**Given request**
Write the data out again, character for character, with no images.

**Records**
┄┄┄┄┄┄┄┄┄┄┄┄┄┄┄┄┄┄┄┄

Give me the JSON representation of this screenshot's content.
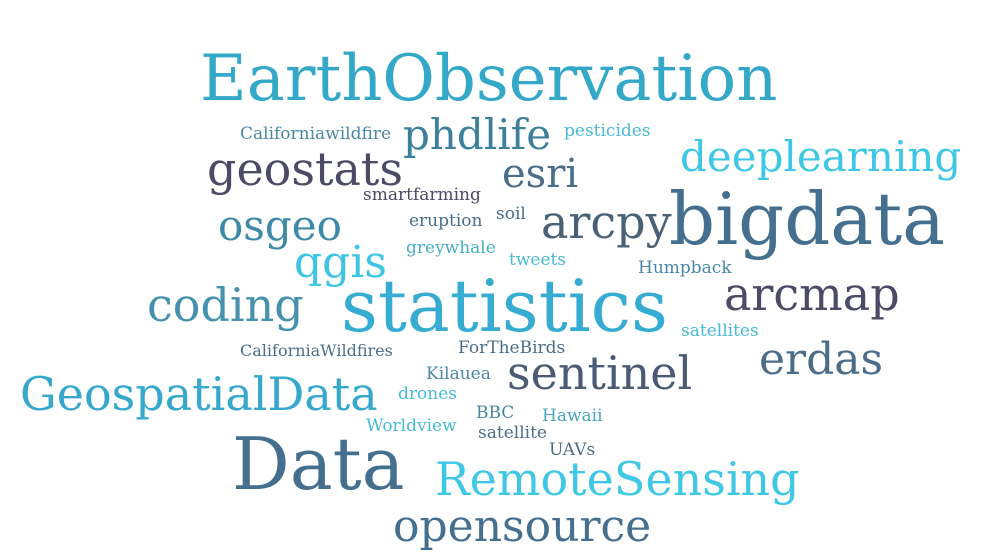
{
  "words": [
    {
      "text": "EarthObservation",
      "color": "#33a8c8"
    },
    {
      "text": "Californiawildfire",
      "color": "#4a87a3"
    },
    {
      "text": "phdlife",
      "color": "#3d809c"
    },
    {
      "text": "pesticides",
      "color": "#47bbd6"
    },
    {
      "text": "deeplearning",
      "color": "#3fc8e6"
    },
    {
      "text": "geostats",
      "color": "#4b4b66"
    },
    {
      "text": "esri",
      "color": "#4a6e8a"
    },
    {
      "text": "smartfarming",
      "color": "#4b4b66"
    },
    {
      "text": "bigdata",
      "color": "#456f8e"
    },
    {
      "text": "osgeo",
      "color": "#3d8aa8"
    },
    {
      "text": "eruption",
      "color": "#4a6e8a"
    },
    {
      "text": "soil",
      "color": "#4a6e8a"
    },
    {
      "text": "arcpy",
      "color": "#4a6075"
    },
    {
      "text": "qgis",
      "color": "#3dc5e4"
    },
    {
      "text": "greywhale",
      "color": "#47b0c8"
    },
    {
      "text": "tweets",
      "color": "#47bbd6"
    },
    {
      "text": "Humpback",
      "color": "#4a87a3"
    },
    {
      "text": "coding",
      "color": "#4691ad"
    },
    {
      "text": "statistics",
      "color": "#36acd2"
    },
    {
      "text": "arcmap",
      "color": "#4b4b66"
    },
    {
      "text": "satellites",
      "color": "#47bbd6"
    },
    {
      "text": "CaliforniaWildfires",
      "color": "#4a6e8a"
    },
    {
      "text": "ForTheBirds",
      "color": "#4a6e8a"
    },
    {
      "text": "erdas",
      "color": "#4a6e8a"
    },
    {
      "text": "Kilauea",
      "color": "#4a87a3"
    },
    {
      "text": "sentinel",
      "color": "#4b5a75"
    },
    {
      "text": "drones",
      "color": "#47bbd6"
    },
    {
      "text": "GeospatialData",
      "color": "#36a8cc"
    },
    {
      "text": "BBC",
      "color": "#4a87a3"
    },
    {
      "text": "Hawaii",
      "color": "#47a6c0"
    },
    {
      "text": "Worldview",
      "color": "#47bbd6"
    },
    {
      "text": "satellite",
      "color": "#4a6e8a"
    },
    {
      "text": "UAVs",
      "color": "#4a6e8a"
    },
    {
      "text": "Data",
      "color": "#456f8e"
    },
    {
      "text": "RemoteSensing",
      "color": "#3fc8e6"
    },
    {
      "text": "opensource",
      "color": "#456f8e"
    }
  ]
}
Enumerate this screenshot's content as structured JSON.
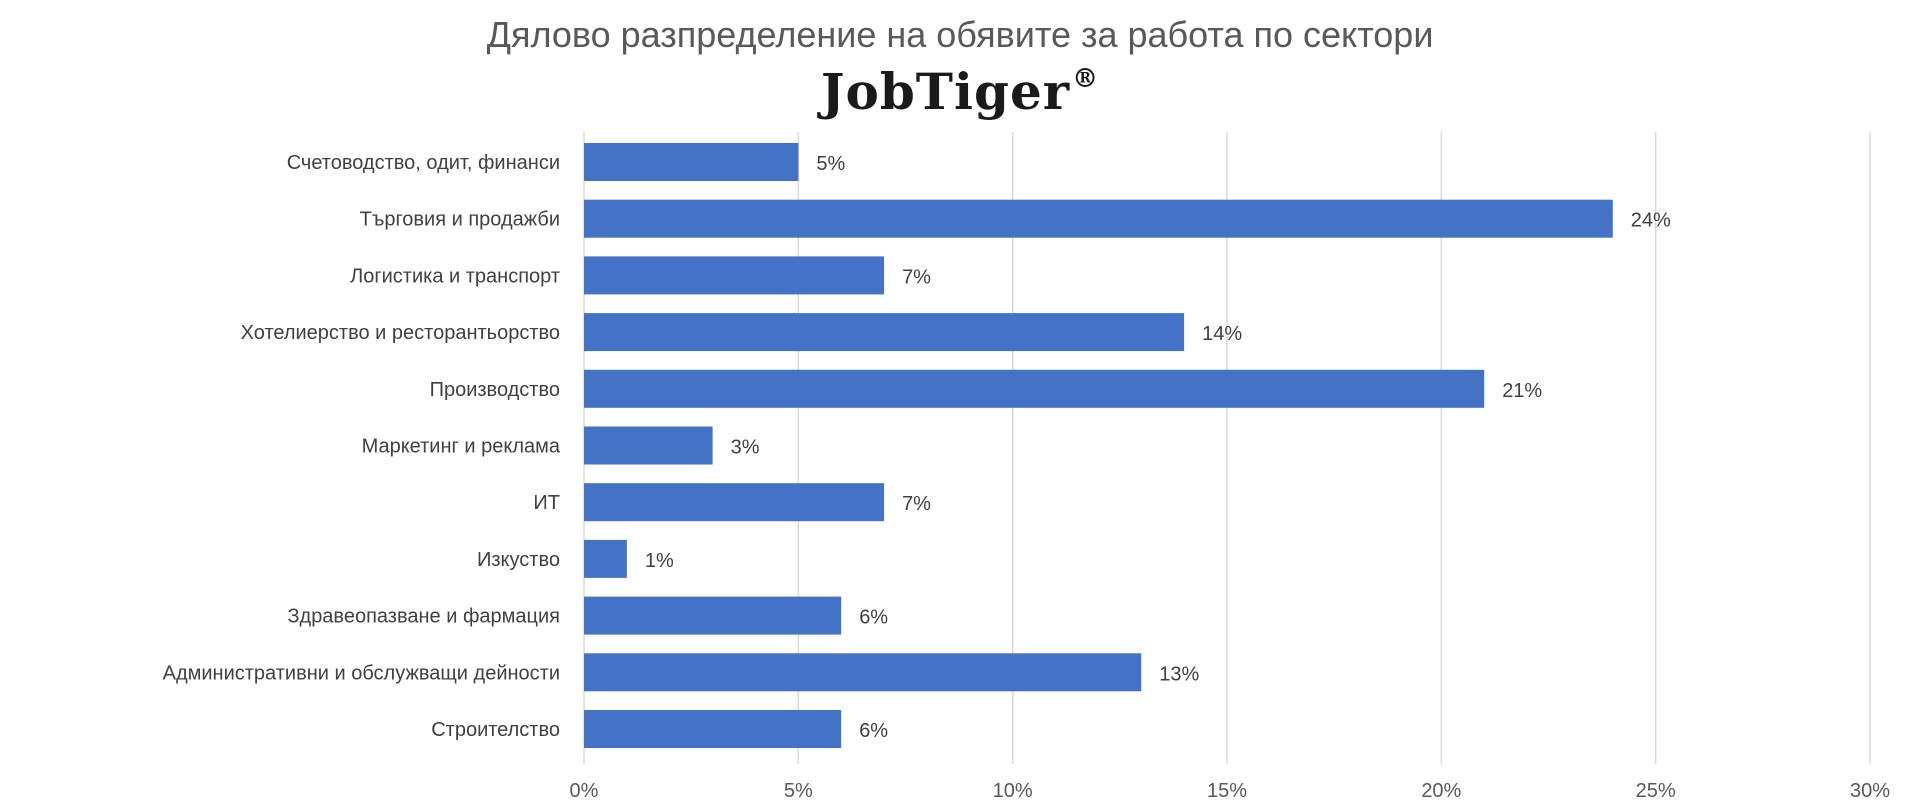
{
  "title": "Дялово разпределение на обявите за работа по сектори",
  "logo": {
    "text": "JobTiger",
    "mark": "®"
  },
  "colors": {
    "bar": "#4472C4",
    "grid": "#D9D9D9",
    "text": "#404040"
  },
  "chart_data": {
    "type": "bar",
    "orientation": "horizontal",
    "title": "Дялово разпределение на обявите за работа по сектори",
    "categories": [
      "Счетоводство, одит, финанси",
      "Търговия и продажби",
      "Логистика и транспорт",
      "Хотелиерство и ресторантьорство",
      "Производство",
      "Маркетинг и реклама",
      "ИТ",
      "Изкуство",
      "Здравеопазване и фармация",
      "Административни и обслужващи дейности",
      "Строителство"
    ],
    "values": [
      5,
      24,
      7,
      14,
      21,
      3,
      7,
      1,
      6,
      13,
      6
    ],
    "data_labels": [
      "5%",
      "24%",
      "7%",
      "14%",
      "21%",
      "3%",
      "7%",
      "1%",
      "6%",
      "13%",
      "6%"
    ],
    "xlim": [
      0,
      30
    ],
    "xticks": [
      0,
      5,
      10,
      15,
      20,
      25,
      30
    ],
    "xtick_labels": [
      "0%",
      "5%",
      "10%",
      "15%",
      "20%",
      "25%",
      "30%"
    ],
    "xlabel": "",
    "ylabel": "",
    "grid": true,
    "legend": "none"
  }
}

┄┄┄┄┄┄┄┄┄┄┄┄┄┄┄┄┄┄┄┄

**Answer to the task**
Give me the JSON representation of this screenshot's content.
{
  "words": [
    {
      "text": "EarthObservation",
      "color": "#33a8c8"
    },
    {
      "text": "Californiawildfire",
      "color": "#4a87a3"
    },
    {
      "text": "phdlife",
      "color": "#3d809c"
    },
    {
      "text": "pesticides",
      "color": "#47bbd6"
    },
    {
      "text": "deeplearning",
      "color": "#3fc8e6"
    },
    {
      "text": "geostats",
      "color": "#4b4b66"
    },
    {
      "text": "esri",
      "color": "#4a6e8a"
    },
    {
      "text": "smartfarming",
      "color": "#4b4b66"
    },
    {
      "text": "bigdata",
      "color": "#456f8e"
    },
    {
      "text": "osgeo",
      "color": "#3d8aa8"
    },
    {
      "text": "eruption",
      "color": "#4a6e8a"
    },
    {
      "text": "soil",
      "color": "#4a6e8a"
    },
    {
      "text": "arcpy",
      "color": "#4a6075"
    },
    {
      "text": "qgis",
      "color": "#3dc5e4"
    },
    {
      "text": "greywhale",
      "color": "#47b0c8"
    },
    {
      "text": "tweets",
      "color": "#47bbd6"
    },
    {
      "text": "Humpback",
      "color": "#4a87a3"
    },
    {
      "text": "coding",
      "color": "#4691ad"
    },
    {
      "text": "statistics",
      "color": "#36acd2"
    },
    {
      "text": "arcmap",
      "color": "#4b4b66"
    },
    {
      "text": "satellites",
      "color": "#47bbd6"
    },
    {
      "text": "CaliforniaWildfires",
      "color": "#4a6e8a"
    },
    {
      "text": "ForTheBirds",
      "color": "#4a6e8a"
    },
    {
      "text": "erdas",
      "color": "#4a6e8a"
    },
    {
      "text": "Kilauea",
      "color": "#4a87a3"
    },
    {
      "text": "sentinel",
      "color": "#4b5a75"
    },
    {
      "text": "drones",
      "color": "#47bbd6"
    },
    {
      "text": "GeospatialData",
      "color": "#36a8cc"
    },
    {
      "text": "BBC",
      "color": "#4a87a3"
    },
    {
      "text": "Hawaii",
      "color": "#47a6c0"
    },
    {
      "text": "Worldview",
      "color": "#47bbd6"
    },
    {
      "text": "satellite",
      "color": "#4a6e8a"
    },
    {
      "text": "UAVs",
      "color": "#4a6e8a"
    },
    {
      "text": "Data",
      "color": "#456f8e"
    },
    {
      "text": "RemoteSensing",
      "color": "#3fc8e6"
    },
    {
      "text": "opensource",
      "color": "#456f8e"
    }
  ]
}
Enumerate this screenshot's content as structured JSON.
{
  "title": "Дялово разпределение на обявите за работа по сектори",
  "logo": {
    "text": "JobTiger",
    "mark": "®"
  },
  "colors": {
    "bar": "#4472C4",
    "grid": "#D9D9D9",
    "text": "#404040"
  },
  "chart_data": {
    "type": "bar",
    "orientation": "horizontal",
    "title": "Дялово разпределение на обявите за работа по сектори",
    "categories": [
      "Счетоводство, одит, финанси",
      "Търговия и продажби",
      "Логистика и транспорт",
      "Хотелиерство и ресторантьорство",
      "Производство",
      "Маркетинг и реклама",
      "ИТ",
      "Изкуство",
      "Здравеопазване и фармация",
      "Административни и обслужващи дейности",
      "Строителство"
    ],
    "values": [
      5,
      24,
      7,
      14,
      21,
      3,
      7,
      1,
      6,
      13,
      6
    ],
    "data_labels": [
      "5%",
      "24%",
      "7%",
      "14%",
      "21%",
      "3%",
      "7%",
      "1%",
      "6%",
      "13%",
      "6%"
    ],
    "xlim": [
      0,
      30
    ],
    "xticks": [
      0,
      5,
      10,
      15,
      20,
      25,
      30
    ],
    "xtick_labels": [
      "0%",
      "5%",
      "10%",
      "15%",
      "20%",
      "25%",
      "30%"
    ],
    "xlabel": "",
    "ylabel": "",
    "grid": true,
    "legend": "none"
  }
}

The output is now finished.